──────── Data shown
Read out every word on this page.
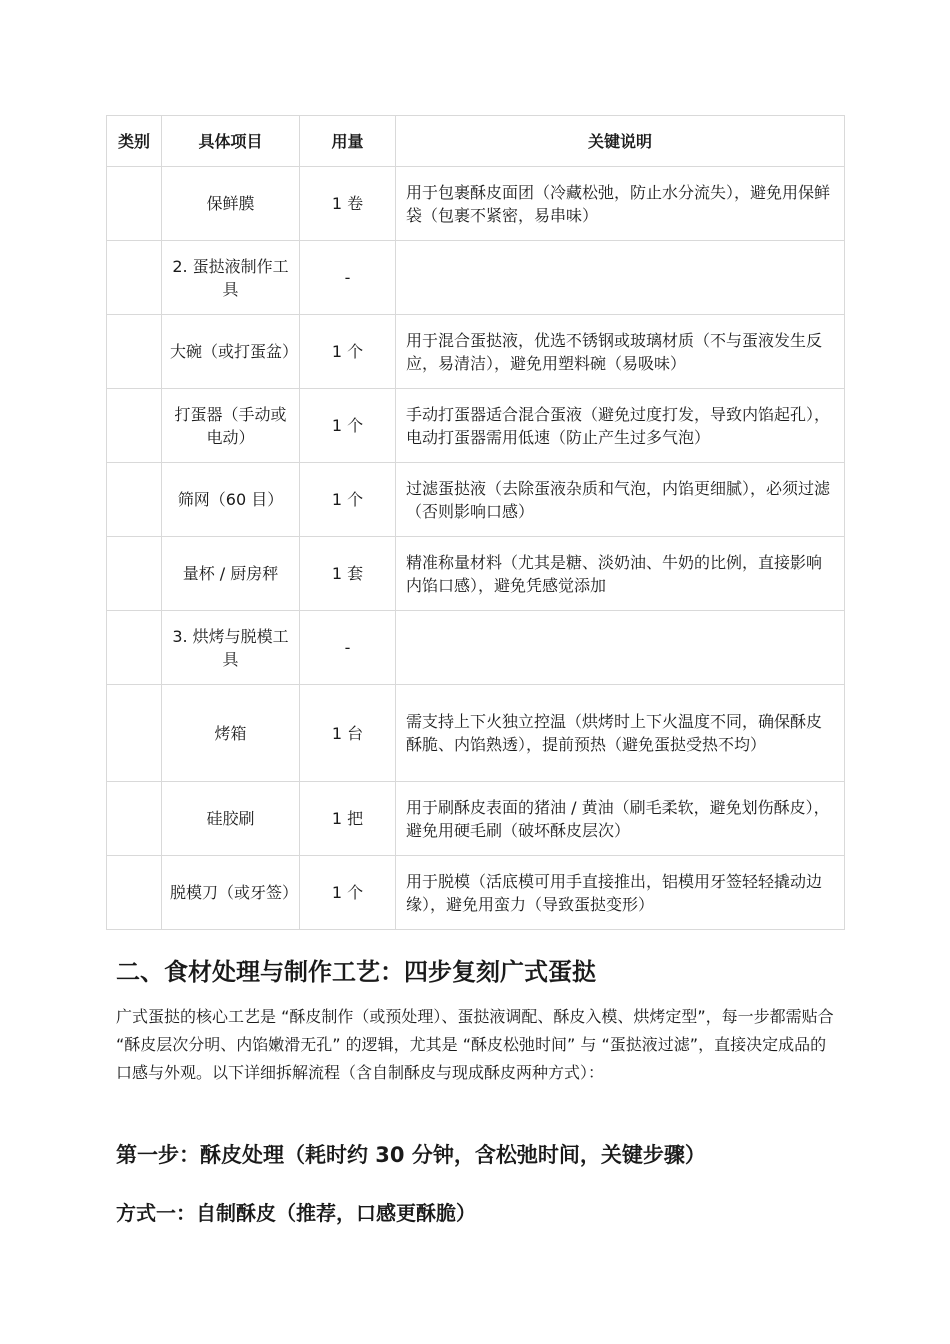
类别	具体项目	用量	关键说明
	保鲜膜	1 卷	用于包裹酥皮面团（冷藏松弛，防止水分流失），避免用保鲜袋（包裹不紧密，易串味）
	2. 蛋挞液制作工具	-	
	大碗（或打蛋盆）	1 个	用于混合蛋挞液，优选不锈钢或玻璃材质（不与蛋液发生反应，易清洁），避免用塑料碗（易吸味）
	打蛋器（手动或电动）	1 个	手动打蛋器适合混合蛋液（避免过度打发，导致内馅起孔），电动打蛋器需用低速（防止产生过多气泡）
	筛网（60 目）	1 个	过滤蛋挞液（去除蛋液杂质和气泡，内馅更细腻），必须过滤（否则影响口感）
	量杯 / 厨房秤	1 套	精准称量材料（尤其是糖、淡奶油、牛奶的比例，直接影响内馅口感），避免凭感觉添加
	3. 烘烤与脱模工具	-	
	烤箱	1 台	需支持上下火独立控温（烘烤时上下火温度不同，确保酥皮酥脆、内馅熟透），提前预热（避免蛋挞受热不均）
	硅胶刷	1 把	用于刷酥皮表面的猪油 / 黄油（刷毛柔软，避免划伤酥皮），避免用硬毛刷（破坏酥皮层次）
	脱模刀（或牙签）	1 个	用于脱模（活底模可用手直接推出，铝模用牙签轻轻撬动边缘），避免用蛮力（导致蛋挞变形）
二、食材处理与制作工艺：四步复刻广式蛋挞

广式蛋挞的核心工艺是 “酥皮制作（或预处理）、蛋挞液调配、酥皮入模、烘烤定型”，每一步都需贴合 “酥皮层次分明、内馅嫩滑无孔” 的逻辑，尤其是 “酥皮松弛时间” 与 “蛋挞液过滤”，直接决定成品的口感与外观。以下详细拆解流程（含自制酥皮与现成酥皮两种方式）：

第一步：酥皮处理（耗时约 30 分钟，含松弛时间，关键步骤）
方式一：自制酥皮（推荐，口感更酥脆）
────────────────
──────── Data shown
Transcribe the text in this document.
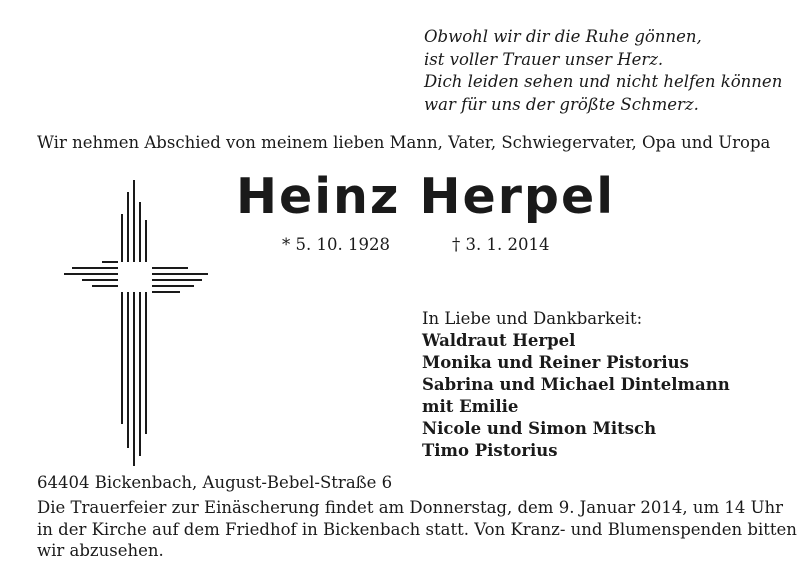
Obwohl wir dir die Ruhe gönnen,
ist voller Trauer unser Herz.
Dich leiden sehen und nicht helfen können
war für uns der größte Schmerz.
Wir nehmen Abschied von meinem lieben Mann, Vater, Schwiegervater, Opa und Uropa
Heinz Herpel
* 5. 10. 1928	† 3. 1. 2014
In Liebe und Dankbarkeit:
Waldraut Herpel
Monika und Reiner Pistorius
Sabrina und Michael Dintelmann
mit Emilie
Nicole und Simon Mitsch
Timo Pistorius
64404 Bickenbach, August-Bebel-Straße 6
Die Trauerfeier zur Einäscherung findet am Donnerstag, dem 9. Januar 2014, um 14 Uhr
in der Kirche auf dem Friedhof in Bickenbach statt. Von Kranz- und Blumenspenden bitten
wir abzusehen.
────────────────
**What you should do**
Note how many lines of the material contain the string "Pistorius". Then report that number by itself.

**Written solution**
2